• **PASSAGE SHOWN**:
# # # # # # #

And Never Let Her Go (36 page)

Debby wasn't even thinking she could be making Tom so angry that he might leave her. She spoke her mind without thought of the consequences. She was absolutely devastated, but she didn't think of leaving
him.
Her mind scurried around, trying to mend the damage, albeit unconsciously. Her future had been with Tom for so long that she couldn't imagine life without him. It wasn't that she believed even for a second that he could have done anything to the girl; Tom
wouldn't hurt anyone. Debby's pain came from his cheating on her and telling her lies.

Finally she told him that she could take anything as long as they were truthful with each other. “No more lies, please,” she said. “OK? Let's put it all out on the table, here. You said you wouldn't tell me because you didn't want to hurt my feelings. You've hurt me more than you know by
not
being up front with me. Please, from now on. Please promise. Please don't lie to me anymore. If there is somebody else, please tell me. I'd rather know than have it this way.”

Tom promised. “So I thought everything was fine and wonderful,” Debby recalled. “From that point on, I never knew there was anyone else. I believed him.”

Tom had been anxious to get away from Wilmington for the Fourth of July holiday because he didn't particularly want to talk to any more detectives until he and Charlie Oberly established some ground rules. Although he had evinced interest in helping them find out what had happened to Anne Marie, he was not about to have them declare open season on his personal affairs. There were aspects of his life and his family's life that were none of their business.

His whole family would be at the shore for the long holiday weekend, and he suggested to Debby that she might want to get away for a while too. The press was going to have a field day with this thing. He had to tell Kay, too. He wanted her to round up the girls and head for the shore as soon as possible. Otherwise they would probably have reporters
and
police making their lives miserable.

T
OM
'
S
name did hit the papers on July 3, although the coverage was more subdued than it might have been:

Anne Marie Fahey . . . was last seen by Wilmington attorney and political insider Thomas J. Capano when the two had dinner Thursday night in Philadelphia, according to friends and sources close to the investigation. . . . Police said they do not consider Fahey's dinner companion, whom they did not identify, to be a suspect and said he had been cooperative with investigators.

It was the first breath of scandal ever to touch Tom, and everyone who knew him was surprised. But he was separated from his wife, and there was no indication in the article of what his relationship with Anne Marie might have been. It wasn't a crime to take a pretty woman out to dinner.

# # # # # # #

• **WORK INSTRUCTIONS**:
**A)** In the records, reproduce the lines from the one holding "Patent image size: (1254, 1007)." through the final line, inclusive.
**B)** Resume the passage about Tom Capano and the investigation into Anne Marie Fahey, picking up right after its last sentence.

(Data items)

# # # # # # #

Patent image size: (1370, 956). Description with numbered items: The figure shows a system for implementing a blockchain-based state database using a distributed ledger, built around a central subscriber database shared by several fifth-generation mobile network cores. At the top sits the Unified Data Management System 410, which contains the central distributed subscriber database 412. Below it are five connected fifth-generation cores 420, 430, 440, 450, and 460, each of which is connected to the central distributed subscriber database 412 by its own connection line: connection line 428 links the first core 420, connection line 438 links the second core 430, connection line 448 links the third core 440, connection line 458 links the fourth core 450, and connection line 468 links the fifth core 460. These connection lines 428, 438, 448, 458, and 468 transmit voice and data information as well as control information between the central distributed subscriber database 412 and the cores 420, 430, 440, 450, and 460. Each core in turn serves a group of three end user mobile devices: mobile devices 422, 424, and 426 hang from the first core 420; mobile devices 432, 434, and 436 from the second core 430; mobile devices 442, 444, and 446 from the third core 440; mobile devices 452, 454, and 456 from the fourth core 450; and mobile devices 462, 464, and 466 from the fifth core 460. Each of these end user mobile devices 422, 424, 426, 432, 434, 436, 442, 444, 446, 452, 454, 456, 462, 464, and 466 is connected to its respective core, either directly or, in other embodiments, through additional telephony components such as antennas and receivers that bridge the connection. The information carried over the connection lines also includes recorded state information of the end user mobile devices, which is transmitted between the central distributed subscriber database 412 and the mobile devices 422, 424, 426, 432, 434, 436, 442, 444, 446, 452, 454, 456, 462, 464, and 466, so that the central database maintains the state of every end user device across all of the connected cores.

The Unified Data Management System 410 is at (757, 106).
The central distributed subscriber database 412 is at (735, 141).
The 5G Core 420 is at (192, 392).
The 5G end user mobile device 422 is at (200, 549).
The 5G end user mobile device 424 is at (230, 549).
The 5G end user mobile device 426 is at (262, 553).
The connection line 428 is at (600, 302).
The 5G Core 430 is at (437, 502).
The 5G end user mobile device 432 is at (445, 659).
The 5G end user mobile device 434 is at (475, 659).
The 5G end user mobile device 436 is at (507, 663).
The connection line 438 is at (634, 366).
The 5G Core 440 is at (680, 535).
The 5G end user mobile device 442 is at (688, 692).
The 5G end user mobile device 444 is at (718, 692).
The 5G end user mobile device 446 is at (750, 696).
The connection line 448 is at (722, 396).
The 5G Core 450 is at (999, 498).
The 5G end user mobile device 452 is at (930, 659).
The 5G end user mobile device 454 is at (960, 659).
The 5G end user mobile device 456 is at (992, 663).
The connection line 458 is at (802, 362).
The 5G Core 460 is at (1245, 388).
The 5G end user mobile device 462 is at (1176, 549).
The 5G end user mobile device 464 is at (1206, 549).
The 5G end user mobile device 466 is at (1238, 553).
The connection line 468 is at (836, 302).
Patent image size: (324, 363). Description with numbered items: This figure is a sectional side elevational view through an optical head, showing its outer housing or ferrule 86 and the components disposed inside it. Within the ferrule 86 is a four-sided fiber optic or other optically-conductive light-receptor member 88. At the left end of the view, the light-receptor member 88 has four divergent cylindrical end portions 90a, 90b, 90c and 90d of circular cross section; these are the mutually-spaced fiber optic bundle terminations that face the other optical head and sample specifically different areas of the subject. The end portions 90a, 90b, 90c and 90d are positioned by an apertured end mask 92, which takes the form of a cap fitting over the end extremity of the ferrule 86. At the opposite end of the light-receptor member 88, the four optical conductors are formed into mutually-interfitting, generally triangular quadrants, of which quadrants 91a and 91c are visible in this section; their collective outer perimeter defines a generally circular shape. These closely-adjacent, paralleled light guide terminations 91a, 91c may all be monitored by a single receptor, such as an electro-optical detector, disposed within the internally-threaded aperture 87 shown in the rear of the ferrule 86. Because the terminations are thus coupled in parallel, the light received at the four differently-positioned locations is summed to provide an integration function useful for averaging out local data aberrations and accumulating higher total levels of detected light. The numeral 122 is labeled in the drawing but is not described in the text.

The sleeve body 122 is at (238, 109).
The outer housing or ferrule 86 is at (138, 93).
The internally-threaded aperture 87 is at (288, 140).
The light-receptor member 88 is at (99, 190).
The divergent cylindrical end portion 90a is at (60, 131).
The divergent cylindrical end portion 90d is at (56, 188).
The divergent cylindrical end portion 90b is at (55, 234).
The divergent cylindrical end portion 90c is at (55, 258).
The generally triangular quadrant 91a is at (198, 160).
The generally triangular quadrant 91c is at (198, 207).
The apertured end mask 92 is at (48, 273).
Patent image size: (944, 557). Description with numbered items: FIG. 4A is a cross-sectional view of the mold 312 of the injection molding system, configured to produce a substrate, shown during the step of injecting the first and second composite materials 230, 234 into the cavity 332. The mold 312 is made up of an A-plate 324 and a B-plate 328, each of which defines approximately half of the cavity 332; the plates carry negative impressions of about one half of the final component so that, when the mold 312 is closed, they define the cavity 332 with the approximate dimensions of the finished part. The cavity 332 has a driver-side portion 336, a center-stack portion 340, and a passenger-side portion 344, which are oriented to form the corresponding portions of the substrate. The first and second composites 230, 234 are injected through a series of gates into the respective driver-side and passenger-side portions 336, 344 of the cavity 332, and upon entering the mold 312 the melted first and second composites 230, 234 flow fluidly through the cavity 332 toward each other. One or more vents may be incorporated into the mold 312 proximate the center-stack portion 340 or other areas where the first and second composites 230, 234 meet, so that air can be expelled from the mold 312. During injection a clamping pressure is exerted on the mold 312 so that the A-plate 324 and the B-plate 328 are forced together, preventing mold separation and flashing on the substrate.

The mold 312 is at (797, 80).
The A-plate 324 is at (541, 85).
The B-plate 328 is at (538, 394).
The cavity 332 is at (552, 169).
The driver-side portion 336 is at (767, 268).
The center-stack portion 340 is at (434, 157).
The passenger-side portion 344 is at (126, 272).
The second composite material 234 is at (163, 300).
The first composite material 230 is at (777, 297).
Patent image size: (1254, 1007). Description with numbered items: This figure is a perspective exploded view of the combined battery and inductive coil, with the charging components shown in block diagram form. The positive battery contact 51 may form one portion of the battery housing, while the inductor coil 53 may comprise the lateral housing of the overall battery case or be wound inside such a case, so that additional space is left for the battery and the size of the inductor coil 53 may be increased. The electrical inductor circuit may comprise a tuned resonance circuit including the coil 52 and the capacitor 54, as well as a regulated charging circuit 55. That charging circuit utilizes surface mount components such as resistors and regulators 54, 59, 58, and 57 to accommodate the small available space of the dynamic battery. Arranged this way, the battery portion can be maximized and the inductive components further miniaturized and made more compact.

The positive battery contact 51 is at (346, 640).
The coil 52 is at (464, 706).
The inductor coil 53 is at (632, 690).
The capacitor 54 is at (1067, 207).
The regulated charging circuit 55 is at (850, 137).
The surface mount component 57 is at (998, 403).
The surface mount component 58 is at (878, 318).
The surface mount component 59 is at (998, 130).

# # # # # # #

• **THE RESPONSES**:
**A)**
Patent image size: (1254, 1007). Description with numbered items: This figure is a perspective exploded view of the combined battery and inductive coil, with the charging components shown in block diagram form. The positive battery contact 51 may form one portion of the battery housing, while the inductor coil 53 may comprise the lateral housing of the overall battery case or be wound inside such a case, so that additional space is left for the battery and the size of the inductor coil 53 may be increased. The electrical inductor circuit may comprise a tuned resonance circuit including the coil 52 and the capacitor 54, as well as a regulated charging circuit 55. That charging circuit utilizes surface mount components such as resistors and regulators 54, 59, 58, and 57 to accommodate the small available space of the dynamic battery. Arranged this way, the battery portion can be maximized and the inductive components further miniaturized and made more compact.

The positive battery contact 51 is at (346, 640).
The coil 52 is at (464, 706).
The inductor coil 53 is at (632, 690).
The capacitor 54 is at (1067, 207).
The regulated charging circuit 55 is at (850, 137).
The surface mount component 57 is at (998, 403).
The surface mount component 58 is at (878, 318).
The surface mount component 59 is at (998, 130).

**B)**
Back at Anne Marie's apartment, which her family had set up as a headquarters in the search for her, Brian didn't comment to the press on Capano's possible involvement in the case. “Her disappearance is so seamless,” he said quietly. “It's not that the trail's run out. There
is
no trail.”

On Wednesday, July 3, the Faheys began passing out hundreds of flyers bearing Anne Marie's picture to businesses that promptly taped them up in prominent spots or in their front windows. They were offering a $10,000 reward for information that would lead to finding Anne Marie. She had been missing six days now, and her face was rapidly becoming familiar around Wilmington. Soon the flyers would cross the Pennsylvania and New Jersey state lines. Newspaper articles and television and radio coverage of her disappearance were growing exponentially, and lots of tips and suggestions were coming in to the investigators—but as in most high-profile cases, virtually all of them were useless. Because people wanted to help, they tended to imagine that the young women they saw alone in bus stations, grocery stores, and airports were Anne Marie. But none of them was.

At noon on that first Wednesday, a mass was held for Anne Marie at St. Joseph's. Three dozen of her friends and family prayed for her safe return, and then her brothers and sister took up their quiet vigil on the broad white porch of the house where she had lived. They still hoped that she might come back to them, although their spirits sank lower with every passing day. But they were positive of one thing: if she was able, Anne Marie would either call them or find a way home. And when she did not, they had to accept that she could not. That left a number of possibilities—all of them bleak: she was being held somewhere against her will; she had amnesia; she was ill or injured; or she was dead. That last possibility was too terrible to contemplate, and yet their minds sometimes went there, in thoughts that skittered like mice over a gravestone.

The next day was the Fourth of July. It was to have been a day of celebration for the Fahey family, who had planned a barbecue. Instead, they would spend the day in a massive search for their sister. Anne Marie's family and friends asked for help from the public to search Wilmington's Brandywine Park and canvass her neighborhood for any possible clues to her disappearance. Volunteers were asked to come to the Baynard Stadium at 8
A.M.

Three hundred people—friends and strangers—showed up. With police assistance, they were split into search groups, working in assigned areas so that the same places wouldn't be searched twice
and others missed. They spread out, only an arm's length apart in the park itself, looking under trees and bushes and along the banks of Brandywine Creek. On the city streets and alleys of Wilmington, they looked into garbage cans, empty garages, anyplace where a person, a body, a weapon, clothing, or some other physical evidence might be hidden.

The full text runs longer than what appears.